Given records ::

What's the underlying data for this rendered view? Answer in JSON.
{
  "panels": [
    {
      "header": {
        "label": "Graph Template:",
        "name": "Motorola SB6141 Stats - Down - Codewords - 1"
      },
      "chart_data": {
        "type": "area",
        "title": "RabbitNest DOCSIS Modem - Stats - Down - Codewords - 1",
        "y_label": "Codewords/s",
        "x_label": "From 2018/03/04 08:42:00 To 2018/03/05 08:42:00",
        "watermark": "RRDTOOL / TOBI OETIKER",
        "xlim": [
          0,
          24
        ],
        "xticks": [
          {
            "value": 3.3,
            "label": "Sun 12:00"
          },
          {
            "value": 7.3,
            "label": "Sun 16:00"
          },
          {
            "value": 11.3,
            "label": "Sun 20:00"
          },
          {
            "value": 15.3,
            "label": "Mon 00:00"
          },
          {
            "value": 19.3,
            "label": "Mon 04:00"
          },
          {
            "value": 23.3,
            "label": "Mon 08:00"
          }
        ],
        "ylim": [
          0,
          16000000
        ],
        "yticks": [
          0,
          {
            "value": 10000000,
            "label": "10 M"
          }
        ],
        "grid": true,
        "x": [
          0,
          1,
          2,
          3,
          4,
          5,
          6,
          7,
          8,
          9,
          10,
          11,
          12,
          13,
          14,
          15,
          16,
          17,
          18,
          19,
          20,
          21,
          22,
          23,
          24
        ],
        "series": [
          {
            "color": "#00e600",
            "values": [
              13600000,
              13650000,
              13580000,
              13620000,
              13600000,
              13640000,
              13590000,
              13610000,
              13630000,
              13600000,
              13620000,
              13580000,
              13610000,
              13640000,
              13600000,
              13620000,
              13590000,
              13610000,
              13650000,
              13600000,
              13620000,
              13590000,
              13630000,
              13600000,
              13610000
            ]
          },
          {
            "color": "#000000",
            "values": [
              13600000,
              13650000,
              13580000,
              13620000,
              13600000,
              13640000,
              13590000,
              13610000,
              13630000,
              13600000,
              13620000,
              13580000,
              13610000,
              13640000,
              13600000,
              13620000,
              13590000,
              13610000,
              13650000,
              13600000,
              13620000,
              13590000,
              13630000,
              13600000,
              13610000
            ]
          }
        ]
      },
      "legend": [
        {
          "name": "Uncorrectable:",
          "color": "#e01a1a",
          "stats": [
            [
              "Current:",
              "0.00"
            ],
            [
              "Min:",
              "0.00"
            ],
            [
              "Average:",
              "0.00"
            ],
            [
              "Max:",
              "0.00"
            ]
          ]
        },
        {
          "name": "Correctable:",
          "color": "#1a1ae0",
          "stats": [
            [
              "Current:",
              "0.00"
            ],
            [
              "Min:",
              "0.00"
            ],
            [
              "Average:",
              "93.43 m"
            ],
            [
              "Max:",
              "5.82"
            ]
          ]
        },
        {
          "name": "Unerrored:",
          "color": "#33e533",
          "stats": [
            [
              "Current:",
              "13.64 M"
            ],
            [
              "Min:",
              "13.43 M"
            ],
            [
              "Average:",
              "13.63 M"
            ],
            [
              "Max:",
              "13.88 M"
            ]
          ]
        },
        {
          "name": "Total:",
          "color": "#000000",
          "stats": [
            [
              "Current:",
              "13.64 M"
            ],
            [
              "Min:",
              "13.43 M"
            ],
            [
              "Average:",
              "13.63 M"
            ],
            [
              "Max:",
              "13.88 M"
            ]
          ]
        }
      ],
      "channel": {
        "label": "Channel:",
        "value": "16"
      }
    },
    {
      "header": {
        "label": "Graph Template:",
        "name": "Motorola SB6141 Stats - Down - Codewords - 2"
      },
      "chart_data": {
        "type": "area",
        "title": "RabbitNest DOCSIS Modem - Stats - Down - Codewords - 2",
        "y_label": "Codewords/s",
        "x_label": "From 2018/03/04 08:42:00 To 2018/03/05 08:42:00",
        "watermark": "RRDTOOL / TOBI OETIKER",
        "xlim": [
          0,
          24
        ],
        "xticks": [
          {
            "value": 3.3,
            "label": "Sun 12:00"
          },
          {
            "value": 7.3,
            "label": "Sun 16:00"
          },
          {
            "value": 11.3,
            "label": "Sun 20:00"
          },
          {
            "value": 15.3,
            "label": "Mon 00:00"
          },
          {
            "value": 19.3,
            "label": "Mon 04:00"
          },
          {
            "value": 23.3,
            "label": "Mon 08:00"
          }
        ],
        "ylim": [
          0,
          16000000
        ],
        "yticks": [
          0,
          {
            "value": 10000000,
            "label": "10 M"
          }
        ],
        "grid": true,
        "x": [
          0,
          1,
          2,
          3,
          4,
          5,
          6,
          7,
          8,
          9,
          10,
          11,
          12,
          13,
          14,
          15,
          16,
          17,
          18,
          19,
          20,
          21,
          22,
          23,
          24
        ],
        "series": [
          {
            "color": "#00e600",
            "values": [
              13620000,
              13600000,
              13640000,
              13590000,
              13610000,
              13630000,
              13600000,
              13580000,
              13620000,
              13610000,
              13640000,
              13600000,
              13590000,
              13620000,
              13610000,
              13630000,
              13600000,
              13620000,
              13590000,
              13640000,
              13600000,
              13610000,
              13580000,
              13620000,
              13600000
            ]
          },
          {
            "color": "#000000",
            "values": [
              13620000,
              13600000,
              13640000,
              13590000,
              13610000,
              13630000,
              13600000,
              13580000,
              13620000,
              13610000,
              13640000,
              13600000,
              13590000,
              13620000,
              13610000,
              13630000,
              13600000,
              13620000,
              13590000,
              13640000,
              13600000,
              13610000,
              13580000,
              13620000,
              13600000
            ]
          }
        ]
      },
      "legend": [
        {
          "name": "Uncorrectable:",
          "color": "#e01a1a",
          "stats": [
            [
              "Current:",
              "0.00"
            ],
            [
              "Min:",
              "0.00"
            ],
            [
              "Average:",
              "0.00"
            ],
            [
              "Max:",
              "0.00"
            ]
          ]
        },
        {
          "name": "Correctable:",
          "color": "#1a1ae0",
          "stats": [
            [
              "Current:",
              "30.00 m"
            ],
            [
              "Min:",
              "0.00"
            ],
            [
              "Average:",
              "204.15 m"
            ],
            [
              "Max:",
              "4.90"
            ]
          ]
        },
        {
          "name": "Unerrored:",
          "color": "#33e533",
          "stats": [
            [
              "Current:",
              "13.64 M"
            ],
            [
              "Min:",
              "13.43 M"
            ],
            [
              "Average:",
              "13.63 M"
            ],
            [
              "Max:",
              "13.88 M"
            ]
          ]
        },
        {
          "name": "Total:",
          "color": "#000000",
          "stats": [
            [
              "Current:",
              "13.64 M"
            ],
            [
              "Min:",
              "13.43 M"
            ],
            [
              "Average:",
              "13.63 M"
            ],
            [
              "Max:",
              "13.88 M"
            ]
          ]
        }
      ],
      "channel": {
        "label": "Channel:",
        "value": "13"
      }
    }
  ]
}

Goal ::
Copy out every line of the data above, exactly as given.

Solution to the problem ::
What's the underlying data for this rendered view? Answer in JSON.
{
  "panels": [
    {
      "header": {
        "label": "Graph Template:",
        "name": "Motorola SB6141 Stats - Down - Codewords - 1"
      },
      "chart_data": {
        "type": "area",
        "title": "RabbitNest DOCSIS Modem - Stats - Down - Codewords - 1",
        "y_label": "Codewords/s",
        "x_label": "From 2018/03/04 08:42:00 To 2018/03/05 08:42:00",
        "watermark": "RRDTOOL / TOBI OETIKER",
        "xlim": [
          0,
          24
        ],
        "xticks": [
          {
            "value": 3.3,
            "label": "Sun 12:00"
          },
          {
            "value": 7.3,
            "label": "Sun 16:00"
          },
          {
            "value": 11.3,
            "label": "Sun 20:00"
          },
          {
            "value": 15.3,
            "label": "Mon 00:00"
          },
          {
            "value": 19.3,
            "label": "Mon 04:00"
          },
          {
            "value": 23.3,
            "label": "Mon 08:00"
          }
        ],
        "ylim": [
          0,
          16000000
        ],
        "yticks": [
          0,
          {
            "value": 10000000,
            "label": "10 M"
          }
        ],
        "grid": true,
        "x": [
          0,
          1,
          2,
          3,
          4,
          5,
          6,
          7,
          8,
          9,
          10,
          11,
          12,
          13,
          14,
          15,
          16,
          17,
          18,
          19,
          20,
          21,
          22,
          23,
          24
        ],
        "series": [
          {
            "color": "#00e600",
            "values": [
              13600000,
              13650000,
              13580000,
              13620000,
              13600000,
              13640000,
              13590000,
              13610000,
              13630000,
              13600000,
              13620000,
              13580000,
              13610000,
              13640000,
              13600000,
              13620000,
              13590000,
              13610000,
              13650000,
              13600000,
              13620000,
              13590000,
              13630000,
              13600000,
              13610000
            ]
          },
          {
            "color": "#000000",
            "values": [
              13600000,
              13650000,
              13580000,
              13620000,
              13600000,
              13640000,
              13590000,
              13610000,
              13630000,
              13600000,
              13620000,
              13580000,
              13610000,
              13640000,
              13600000,
              13620000,
              13590000,
              13610000,
              13650000,
              13600000,
              13620000,
              13590000,
              13630000,
              13600000,
              13610000
            ]
          }
        ]
      },
      "legend": [
        {
          "name": "Uncorrectable:",
          "color": "#e01a1a",
          "stats": [
            [
              "Current:",
              "0.00"
            ],
            [
              "Min:",
              "0.00"
            ],
            [
              "Average:",
              "0.00"
            ],
            [
              "Max:",
              "0.00"
            ]
          ]
        },
        {
          "name": "Correctable:",
          "color": "#1a1ae0",
          "stats": [
            [
              "Current:",
              "0.00"
            ],
            [
              "Min:",
              "0.00"
            ],
            [
              "Average:",
              "93.43 m"
            ],
            [
              "Max:",
              "5.82"
            ]
          ]
        },
        {
          "name": "Unerrored:",
          "color": "#33e533",
          "stats": [
            [
              "Current:",
              "13.64 M"
            ],
            [
              "Min:",
              "13.43 M"
            ],
            [
              "Average:",
              "13.63 M"
            ],
            [
              "Max:",
              "13.88 M"
            ]
          ]
        },
        {
          "name": "Total:",
          "color": "#000000",
          "stats": [
            [
              "Current:",
              "13.64 M"
            ],
            [
              "Min:",
              "13.43 M"
            ],
            [
              "Average:",
              "13.63 M"
            ],
            [
              "Max:",
              "13.88 M"
            ]
          ]
        }
      ],
      "channel": {
        "label": "Channel:",
        "value": "16"
      }
    },
    {
      "header": {
        "label": "Graph Template:",
        "name": "Motorola SB6141 Stats - Down - Codewords - 2"
      },
      "chart_data": {
        "type": "area",
        "title": "RabbitNest DOCSIS Modem - Stats - Down - Codewords - 2",
        "y_label": "Codewords/s",
        "x_label": "From 2018/03/04 08:42:00 To 2018/03/05 08:42:00",
        "watermark": "RRDTOOL / TOBI OETIKER",
        "xlim": [
          0,
          24
        ],
        "xticks": [
          {
            "value": 3.3,
            "label": "Sun 12:00"
          },
          {
            "value": 7.3,
            "label": "Sun 16:00"
          },
          {
            "value": 11.3,
            "label": "Sun 20:00"
          },
          {
            "value": 15.3,
            "label": "Mon 00:00"
          },
          {
            "value": 19.3,
            "label": "Mon 04:00"
          },
          {
            "value": 23.3,
            "label": "Mon 08:00"
          }
        ],
        "ylim": [
          0,
          16000000
        ],
        "yticks": [
          0,
          {
            "value": 10000000,
            "label": "10 M"
          }
        ],
        "grid": true,
        "x": [
          0,
          1,
          2,
          3,
          4,
          5,
          6,
          7,
          8,
          9,
          10,
          11,
          12,
          13,
          14,
          15,
          16,
          17,
          18,
          19,
          20,
          21,
          22,
          23,
          24
        ],
        "series": [
          {
            "color": "#00e600",
            "values": [
              13620000,
              13600000,
              13640000,
              13590000,
              13610000,
              13630000,
              13600000,
              13580000,
              13620000,
              13610000,
              13640000,
              13600000,
              13590000,
              13620000,
              13610000,
              13630000,
              13600000,
              13620000,
              13590000,
              13640000,
              13600000,
              13610000,
              13580000,
              13620000,
              13600000
            ]
          },
          {
            "color": "#000000",
            "values": [
              13620000,
              13600000,
              13640000,
              13590000,
              13610000,
              13630000,
              13600000,
              13580000,
              13620000,
              13610000,
              13640000,
              13600000,
              13590000,
              13620000,
              13610000,
              13630000,
              13600000,
              13620000,
              13590000,
              13640000,
              13600000,
              13610000,
              13580000,
              13620000,
              13600000
            ]
          }
        ]
      },
      "legend": [
        {
          "name": "Uncorrectable:",
          "color": "#e01a1a",
          "stats": [
            [
              "Current:",
              "0.00"
            ],
            [
              "Min:",
              "0.00"
            ],
            [
              "Average:",
              "0.00"
            ],
            [
              "Max:",
              "0.00"
            ]
          ]
        },
        {
          "name": "Correctable:",
          "color": "#1a1ae0",
          "stats": [
            [
              "Current:",
              "30.00 m"
            ],
            [
              "Min:",
              "0.00"
            ],
            [
              "Average:",
              "204.15 m"
            ],
            [
              "Max:",
              "4.90"
            ]
          ]
        },
        {
          "name": "Unerrored:",
          "color": "#33e533",
          "stats": [
            [
              "Current:",
              "13.64 M"
            ],
            [
              "Min:",
              "13.43 M"
            ],
            [
              "Average:",
              "13.63 M"
            ],
            [
              "Max:",
              "13.88 M"
            ]
          ]
        },
        {
          "name": "Total:",
          "color": "#000000",
          "stats": [
            [
              "Current:",
              "13.64 M"
            ],
            [
              "Min:",
              "13.43 M"
            ],
            [
              "Average:",
              "13.63 M"
            ],
            [
              "Max:",
              "13.88 M"
            ]
          ]
        }
      ],
      "channel": {
        "label": "Channel:",
        "value": "13"
      }
    }
  ]
}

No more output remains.